## Extracted material:
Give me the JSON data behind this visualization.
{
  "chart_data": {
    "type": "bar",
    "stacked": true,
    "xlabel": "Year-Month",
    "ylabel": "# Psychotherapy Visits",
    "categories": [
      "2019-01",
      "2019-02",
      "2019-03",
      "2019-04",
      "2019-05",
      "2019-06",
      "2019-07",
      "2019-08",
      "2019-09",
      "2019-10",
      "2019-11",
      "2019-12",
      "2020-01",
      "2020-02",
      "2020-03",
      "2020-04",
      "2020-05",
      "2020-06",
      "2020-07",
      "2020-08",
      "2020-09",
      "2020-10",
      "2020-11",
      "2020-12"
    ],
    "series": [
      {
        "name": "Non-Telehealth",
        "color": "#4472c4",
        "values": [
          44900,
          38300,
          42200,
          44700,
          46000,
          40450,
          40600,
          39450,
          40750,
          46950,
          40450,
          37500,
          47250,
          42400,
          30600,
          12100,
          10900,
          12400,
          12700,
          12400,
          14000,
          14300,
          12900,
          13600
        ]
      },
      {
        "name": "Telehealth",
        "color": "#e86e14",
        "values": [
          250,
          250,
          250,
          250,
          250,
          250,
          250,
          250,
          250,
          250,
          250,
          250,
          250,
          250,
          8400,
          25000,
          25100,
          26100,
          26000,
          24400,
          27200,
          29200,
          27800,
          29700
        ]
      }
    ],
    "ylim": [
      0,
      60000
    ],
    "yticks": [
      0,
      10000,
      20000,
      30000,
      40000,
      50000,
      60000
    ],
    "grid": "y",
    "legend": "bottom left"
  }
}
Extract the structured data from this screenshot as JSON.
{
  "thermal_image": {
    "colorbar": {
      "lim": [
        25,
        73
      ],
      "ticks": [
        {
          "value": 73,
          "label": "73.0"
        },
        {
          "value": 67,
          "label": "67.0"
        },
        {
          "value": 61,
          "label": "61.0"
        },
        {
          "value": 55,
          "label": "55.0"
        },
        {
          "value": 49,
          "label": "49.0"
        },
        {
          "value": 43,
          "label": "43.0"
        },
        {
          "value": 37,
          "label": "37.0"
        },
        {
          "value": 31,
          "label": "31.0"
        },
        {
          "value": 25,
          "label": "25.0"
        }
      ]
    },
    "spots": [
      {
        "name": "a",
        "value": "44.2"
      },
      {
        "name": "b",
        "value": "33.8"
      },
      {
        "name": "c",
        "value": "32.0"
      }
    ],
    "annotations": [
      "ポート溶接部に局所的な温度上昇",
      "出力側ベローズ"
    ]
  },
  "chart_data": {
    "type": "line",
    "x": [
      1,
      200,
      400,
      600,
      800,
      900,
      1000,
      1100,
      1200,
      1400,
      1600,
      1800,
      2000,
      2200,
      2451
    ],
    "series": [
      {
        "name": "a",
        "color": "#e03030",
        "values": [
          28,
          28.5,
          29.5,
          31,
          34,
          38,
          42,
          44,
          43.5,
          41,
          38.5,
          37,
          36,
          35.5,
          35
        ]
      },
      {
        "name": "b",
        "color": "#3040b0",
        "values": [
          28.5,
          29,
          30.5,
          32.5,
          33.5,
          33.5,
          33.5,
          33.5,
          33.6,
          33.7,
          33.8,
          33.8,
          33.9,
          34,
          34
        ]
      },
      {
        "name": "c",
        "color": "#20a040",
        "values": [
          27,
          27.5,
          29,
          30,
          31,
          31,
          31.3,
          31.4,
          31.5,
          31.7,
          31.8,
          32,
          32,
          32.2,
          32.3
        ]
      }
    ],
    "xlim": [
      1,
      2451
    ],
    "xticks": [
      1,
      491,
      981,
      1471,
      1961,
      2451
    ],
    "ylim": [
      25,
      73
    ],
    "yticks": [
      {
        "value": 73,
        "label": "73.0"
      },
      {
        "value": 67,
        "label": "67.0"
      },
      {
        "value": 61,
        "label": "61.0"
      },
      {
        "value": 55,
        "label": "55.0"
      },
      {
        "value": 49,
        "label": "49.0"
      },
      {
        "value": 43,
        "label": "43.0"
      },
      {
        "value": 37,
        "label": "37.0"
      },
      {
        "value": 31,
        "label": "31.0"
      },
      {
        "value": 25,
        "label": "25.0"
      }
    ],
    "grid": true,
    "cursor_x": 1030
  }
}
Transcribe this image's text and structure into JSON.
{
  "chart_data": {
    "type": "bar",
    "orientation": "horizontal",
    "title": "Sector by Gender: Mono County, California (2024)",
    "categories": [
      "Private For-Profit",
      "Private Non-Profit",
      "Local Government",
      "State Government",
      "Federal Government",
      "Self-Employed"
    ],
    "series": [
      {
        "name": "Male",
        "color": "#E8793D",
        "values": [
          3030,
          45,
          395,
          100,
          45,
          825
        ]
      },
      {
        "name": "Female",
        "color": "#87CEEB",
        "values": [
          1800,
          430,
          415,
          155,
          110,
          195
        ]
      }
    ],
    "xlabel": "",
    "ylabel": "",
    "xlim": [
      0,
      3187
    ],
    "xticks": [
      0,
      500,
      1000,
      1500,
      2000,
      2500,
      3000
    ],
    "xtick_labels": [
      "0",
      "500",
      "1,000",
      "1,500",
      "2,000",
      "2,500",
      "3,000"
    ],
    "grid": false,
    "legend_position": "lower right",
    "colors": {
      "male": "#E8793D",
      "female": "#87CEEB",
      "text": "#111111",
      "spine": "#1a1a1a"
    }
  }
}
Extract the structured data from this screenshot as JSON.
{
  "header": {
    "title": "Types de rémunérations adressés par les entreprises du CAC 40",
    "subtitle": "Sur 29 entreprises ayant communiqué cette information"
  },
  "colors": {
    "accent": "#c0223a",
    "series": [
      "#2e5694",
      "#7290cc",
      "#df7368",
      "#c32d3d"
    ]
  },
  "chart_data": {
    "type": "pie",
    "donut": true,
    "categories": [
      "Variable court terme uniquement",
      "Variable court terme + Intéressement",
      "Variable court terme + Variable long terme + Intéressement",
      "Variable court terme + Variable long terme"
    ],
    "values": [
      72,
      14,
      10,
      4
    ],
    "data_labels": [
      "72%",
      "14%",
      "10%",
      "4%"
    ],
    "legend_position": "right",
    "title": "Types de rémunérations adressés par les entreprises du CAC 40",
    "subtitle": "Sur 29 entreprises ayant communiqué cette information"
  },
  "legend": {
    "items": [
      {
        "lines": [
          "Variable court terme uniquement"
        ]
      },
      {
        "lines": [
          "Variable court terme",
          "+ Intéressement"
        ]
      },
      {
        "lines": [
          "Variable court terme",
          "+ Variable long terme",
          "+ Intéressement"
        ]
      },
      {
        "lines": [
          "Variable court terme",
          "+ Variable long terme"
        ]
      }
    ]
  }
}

## Do this:
Type out all of the material again, word for word.

## Answer to this problem:
Give me the JSON data behind this visualization.
{
  "chart_data": {
    "type": "bar",
    "stacked": true,
    "xlabel": "Year-Month",
    "ylabel": "# Psychotherapy Visits",
    "categories": [
      "2019-01",
      "2019-02",
      "2019-03",
      "2019-04",
      "2019-05",
      "2019-06",
      "2019-07",
      "2019-08",
      "2019-09",
      "2019-10",
      "2019-11",
      "2019-12",
      "2020-01",
      "2020-02",
      "2020-03",
      "2020-04",
      "2020-05",
      "2020-06",
      "2020-07",
      "2020-08",
      "2020-09",
      "2020-10",
      "2020-11",
      "2020-12"
    ],
    "series": [
      {
        "name": "Non-Telehealth",
        "color": "#4472c4",
        "values": [
          44900,
          38300,
          42200,
          44700,
          46000,
          40450,
          40600,
          39450,
          40750,
          46950,
          40450,
          37500,
          47250,
          42400,
          30600,
          12100,
          10900,
          12400,
          12700,
          12400,
          14000,
          14300,
          12900,
          13600
        ]
      },
      {
        "name": "Telehealth",
        "color": "#e86e14",
        "values": [
          250,
          250,
          250,
          250,
          250,
          250,
          250,
          250,
          250,
          250,
          250,
          250,
          250,
          250,
          8400,
          25000,
          25100,
          26100,
          26000,
          24400,
          27200,
          29200,
          27800,
          29700
        ]
      }
    ],
    "ylim": [
      0,
      60000
    ],
    "yticks": [
      0,
      10000,
      20000,
      30000,
      40000,
      50000,
      60000
    ],
    "grid": "y",
    "legend": "bottom left"
  }
}
Extract the structured data from this screenshot as JSON.
{
  "thermal_image": {
    "colorbar": {
      "lim": [
        25,
        73
      ],
      "ticks": [
        {
          "value": 73,
          "label": "73.0"
        },
        {
          "value": 67,
          "label": "67.0"
        },
        {
          "value": 61,
          "label": "61.0"
        },
        {
          "value": 55,
          "label": "55.0"
        },
        {
          "value": 49,
          "label": "49.0"
        },
        {
          "value": 43,
          "label": "43.0"
        },
        {
          "value": 37,
          "label": "37.0"
        },
        {
          "value": 31,
          "label": "31.0"
        },
        {
          "value": 25,
          "label": "25.0"
        }
      ]
    },
    "spots": [
      {
        "name": "a",
        "value": "44.2"
      },
      {
        "name": "b",
        "value": "33.8"
      },
      {
        "name": "c",
        "value": "32.0"
      }
    ],
    "annotations": [
      "ポート溶接部に局所的な温度上昇",
      "出力側ベローズ"
    ]
  },
  "chart_data": {
    "type": "line",
    "x": [
      1,
      200,
      400,
      600,
      800,
      900,
      1000,
      1100,
      1200,
      1400,
      1600,
      1800,
      2000,
      2200,
      2451
    ],
    "series": [
      {
        "name": "a",
        "color": "#e03030",
        "values": [
          28,
          28.5,
          29.5,
          31,
          34,
          38,
          42,
          44,
          43.5,
          41,
          38.5,
          37,
          36,
          35.5,
          35
        ]
      },
      {
        "name": "b",
        "color": "#3040b0",
        "values": [
          28.5,
          29,
          30.5,
          32.5,
          33.5,
          33.5,
          33.5,
          33.5,
          33.6,
          33.7,
          33.8,
          33.8,
          33.9,
          34,
          34
        ]
      },
      {
        "name": "c",
        "color": "#20a040",
        "values": [
          27,
          27.5,
          29,
          30,
          31,
          31,
          31.3,
          31.4,
          31.5,
          31.7,
          31.8,
          32,
          32,
          32.2,
          32.3
        ]
      }
    ],
    "xlim": [
      1,
      2451
    ],
    "xticks": [
      1,
      491,
      981,
      1471,
      1961,
      2451
    ],
    "ylim": [
      25,
      73
    ],
    "yticks": [
      {
        "value": 73,
        "label": "73.0"
      },
      {
        "value": 67,
        "label": "67.0"
      },
      {
        "value": 61,
        "label": "61.0"
      },
      {
        "value": 55,
        "label": "55.0"
      },
      {
        "value": 49,
        "label": "49.0"
      },
      {
        "value": 43,
        "label": "43.0"
      },
      {
        "value": 37,
        "label": "37.0"
      },
      {
        "value": 31,
        "label": "31.0"
      },
      {
        "value": 25,
        "label": "25.0"
      }
    ],
    "grid": true,
    "cursor_x": 1030
  }
}
Transcribe this image's text and structure into JSON.
{
  "chart_data": {
    "type": "bar",
    "orientation": "horizontal",
    "title": "Sector by Gender: Mono County, California (2024)",
    "categories": [
      "Private For-Profit",
      "Private Non-Profit",
      "Local Government",
      "State Government",
      "Federal Government",
      "Self-Employed"
    ],
    "series": [
      {
        "name": "Male",
        "color": "#E8793D",
        "values": [
          3030,
          45,
          395,
          100,
          45,
          825
        ]
      },
      {
        "name": "Female",
        "color": "#87CEEB",
        "values": [
          1800,
          430,
          415,
          155,
          110,
          195
        ]
      }
    ],
    "xlabel": "",
    "ylabel": "",
    "xlim": [
      0,
      3187
    ],
    "xticks": [
      0,
      500,
      1000,
      1500,
      2000,
      2500,
      3000
    ],
    "xtick_labels": [
      "0",
      "500",
      "1,000",
      "1,500",
      "2,000",
      "2,500",
      "3,000"
    ],
    "grid": false,
    "legend_position": "lower right",
    "colors": {
      "male": "#E8793D",
      "female": "#87CEEB",
      "text": "#111111",
      "spine": "#1a1a1a"
    }
  }
}
Extract the structured data from this screenshot as JSON.
{
  "header": {
    "title": "Types de rémunérations adressés par les entreprises du CAC 40",
    "subtitle": "Sur 29 entreprises ayant communiqué cette information"
  },
  "colors": {
    "accent": "#c0223a",
    "series": [
      "#2e5694",
      "#7290cc",
      "#df7368",
      "#c32d3d"
    ]
  },
  "chart_data": {
    "type": "pie",
    "donut": true,
    "categories": [
      "Variable court terme uniquement",
      "Variable court terme + Intéressement",
      "Variable court terme + Variable long terme + Intéressement",
      "Variable court terme + Variable long terme"
    ],
    "values": [
      72,
      14,
      10,
      4
    ],
    "data_labels": [
      "72%",
      "14%",
      "10%",
      "4%"
    ],
    "legend_position": "right",
    "title": "Types de rémunérations adressés par les entreprises du CAC 40",
    "subtitle": "Sur 29 entreprises ayant communiqué cette information"
  },
  "legend": {
    "items": [
      {
        "lines": [
          "Variable court terme uniquement"
        ]
      },
      {
        "lines": [
          "Variable court terme",
          "+ Intéressement"
        ]
      },
      {
        "lines": [
          "Variable court terme",
          "+ Variable long terme",
          "+ Intéressement"
        ]
      },
      {
        "lines": [
          "Variable court terme",
          "+ Variable long terme"
        ]
      }
    ]
  }
}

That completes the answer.